■ GIVEN EXERCISE
Scan the records for the word "علیہ". Copy each line that includes it.

[BEGIN EXERCISE MATERIAL]

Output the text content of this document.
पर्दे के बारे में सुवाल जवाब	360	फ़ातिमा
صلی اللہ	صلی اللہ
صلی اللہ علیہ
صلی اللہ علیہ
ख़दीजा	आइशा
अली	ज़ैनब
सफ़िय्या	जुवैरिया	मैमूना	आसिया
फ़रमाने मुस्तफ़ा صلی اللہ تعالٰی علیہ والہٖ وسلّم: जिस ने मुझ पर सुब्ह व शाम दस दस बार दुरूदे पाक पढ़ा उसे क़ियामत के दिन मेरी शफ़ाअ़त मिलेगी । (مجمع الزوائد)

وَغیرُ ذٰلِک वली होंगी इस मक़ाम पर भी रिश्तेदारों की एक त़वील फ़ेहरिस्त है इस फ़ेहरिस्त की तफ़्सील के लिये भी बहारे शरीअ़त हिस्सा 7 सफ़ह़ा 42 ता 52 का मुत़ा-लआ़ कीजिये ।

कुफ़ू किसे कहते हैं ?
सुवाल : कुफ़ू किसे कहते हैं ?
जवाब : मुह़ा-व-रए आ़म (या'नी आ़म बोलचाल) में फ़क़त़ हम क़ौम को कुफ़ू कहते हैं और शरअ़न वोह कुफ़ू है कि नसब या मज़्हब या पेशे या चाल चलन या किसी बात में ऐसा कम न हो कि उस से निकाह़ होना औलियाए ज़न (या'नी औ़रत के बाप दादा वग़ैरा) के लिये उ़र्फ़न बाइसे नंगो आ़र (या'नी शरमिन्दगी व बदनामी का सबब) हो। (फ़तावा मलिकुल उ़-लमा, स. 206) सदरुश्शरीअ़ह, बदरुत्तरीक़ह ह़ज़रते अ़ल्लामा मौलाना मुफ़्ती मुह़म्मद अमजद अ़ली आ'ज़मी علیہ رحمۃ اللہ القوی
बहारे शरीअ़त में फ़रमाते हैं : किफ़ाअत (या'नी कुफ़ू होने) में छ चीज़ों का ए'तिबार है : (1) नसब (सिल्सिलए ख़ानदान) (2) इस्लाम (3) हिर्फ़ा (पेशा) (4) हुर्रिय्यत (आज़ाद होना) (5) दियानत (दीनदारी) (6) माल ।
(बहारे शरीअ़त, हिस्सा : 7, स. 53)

[END EXERCISE MATERIAL]
[BEGIN EXERCISE MATERIAL]

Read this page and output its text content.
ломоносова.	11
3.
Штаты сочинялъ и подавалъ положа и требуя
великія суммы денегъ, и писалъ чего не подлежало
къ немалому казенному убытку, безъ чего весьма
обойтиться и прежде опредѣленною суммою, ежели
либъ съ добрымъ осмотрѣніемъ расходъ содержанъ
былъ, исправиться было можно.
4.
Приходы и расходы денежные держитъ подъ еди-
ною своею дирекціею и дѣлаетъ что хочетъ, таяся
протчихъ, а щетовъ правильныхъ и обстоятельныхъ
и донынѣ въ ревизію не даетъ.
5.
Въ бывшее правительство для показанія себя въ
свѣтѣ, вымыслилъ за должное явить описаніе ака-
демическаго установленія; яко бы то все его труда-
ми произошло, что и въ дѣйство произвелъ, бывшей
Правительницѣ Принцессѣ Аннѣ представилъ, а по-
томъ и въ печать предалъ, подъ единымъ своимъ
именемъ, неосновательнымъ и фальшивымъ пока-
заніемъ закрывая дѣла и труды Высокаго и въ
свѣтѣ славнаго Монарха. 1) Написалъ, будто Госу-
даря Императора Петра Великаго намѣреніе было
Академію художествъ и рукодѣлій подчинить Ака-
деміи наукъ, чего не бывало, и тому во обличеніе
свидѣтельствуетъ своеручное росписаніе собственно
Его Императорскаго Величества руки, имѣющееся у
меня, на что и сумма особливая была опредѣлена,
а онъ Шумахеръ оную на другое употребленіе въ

[END EXERCISE MATERIAL]

■ SOLUTION TO THIS PROBLEM
صلی اللہ علیہ
صلی اللہ علیہ
फ़रमाने मुस्तफ़ा صلی اللہ تعالٰی علیہ والہٖ وسلّم: जिस ने मुझ पर सुब्ह व शाम दस दस बार दुरूदे पाक पढ़ा उसे क़ियामत के दिन मेरी शफ़ाअ़त मिलेगी । (مجمع الزوائد)
जवाब : मुह़ा-व-रए आ़म (या'नी आ़म बोलचाल) में फ़क़त़ हम क़ौम को कुफ़ू कहते हैं और शरअ़न वोह कुफ़ू है कि नसब या मज़्हब या पेशे या चाल चलन या किसी बात में ऐसा कम न हो कि उस से निकाह़ होना औलियाए ज़न (या'नी औ़रत के बाप दादा वग़ैरा) के लिये उ़र्फ़न बाइसे नंगो आ़र (या'नी शरमिन्दगी व बदनामी का सबब) हो। (फ़तावा मलिकुल उ़-लमा, स. 206) सदरुश्शरीअ़ह, बदरुत्तरीक़ह ह़ज़रते अ़ल्लामा मौलाना मुफ़्ती मुह़म्मद अमजद अ़ली आ'ज़मी علیہ رحمۃ اللہ القوی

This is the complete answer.